** INSTRUCTIONS FOR THE TASK **
Below are records; work out how many of their lines hold the string "median" and give that number alone.

Dataset entries on figures
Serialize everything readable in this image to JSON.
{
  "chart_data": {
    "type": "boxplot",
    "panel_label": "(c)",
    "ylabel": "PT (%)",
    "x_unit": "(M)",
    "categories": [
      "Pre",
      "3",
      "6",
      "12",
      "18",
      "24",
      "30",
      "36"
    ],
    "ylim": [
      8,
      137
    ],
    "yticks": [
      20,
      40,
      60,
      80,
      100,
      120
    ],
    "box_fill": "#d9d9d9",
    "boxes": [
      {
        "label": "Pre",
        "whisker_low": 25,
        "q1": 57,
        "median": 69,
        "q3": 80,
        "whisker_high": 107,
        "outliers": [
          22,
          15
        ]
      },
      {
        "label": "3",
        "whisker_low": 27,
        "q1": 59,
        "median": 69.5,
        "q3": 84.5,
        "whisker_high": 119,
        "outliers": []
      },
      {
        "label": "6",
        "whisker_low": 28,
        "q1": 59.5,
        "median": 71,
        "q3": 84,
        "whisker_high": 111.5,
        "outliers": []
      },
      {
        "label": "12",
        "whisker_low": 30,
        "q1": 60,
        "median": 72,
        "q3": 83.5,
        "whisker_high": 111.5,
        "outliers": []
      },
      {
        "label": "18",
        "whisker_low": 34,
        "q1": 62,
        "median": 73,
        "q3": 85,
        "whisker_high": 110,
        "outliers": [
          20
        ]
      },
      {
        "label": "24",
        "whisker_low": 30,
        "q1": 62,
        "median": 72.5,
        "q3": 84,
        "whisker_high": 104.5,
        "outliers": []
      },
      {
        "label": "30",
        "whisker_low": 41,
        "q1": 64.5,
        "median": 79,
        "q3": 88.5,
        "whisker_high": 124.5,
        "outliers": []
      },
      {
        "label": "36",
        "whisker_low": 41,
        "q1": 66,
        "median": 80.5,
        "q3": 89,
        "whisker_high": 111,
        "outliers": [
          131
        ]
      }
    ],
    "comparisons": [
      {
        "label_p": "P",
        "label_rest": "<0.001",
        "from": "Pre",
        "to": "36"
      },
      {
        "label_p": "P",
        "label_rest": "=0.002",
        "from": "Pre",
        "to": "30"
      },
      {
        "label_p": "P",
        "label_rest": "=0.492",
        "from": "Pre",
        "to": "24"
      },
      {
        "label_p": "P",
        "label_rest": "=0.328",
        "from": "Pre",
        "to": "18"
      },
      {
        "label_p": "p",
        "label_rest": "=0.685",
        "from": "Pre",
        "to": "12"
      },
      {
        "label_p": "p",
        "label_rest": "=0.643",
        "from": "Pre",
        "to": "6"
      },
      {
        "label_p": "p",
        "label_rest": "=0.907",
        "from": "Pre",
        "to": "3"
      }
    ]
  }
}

** TASK RESPONSE **
8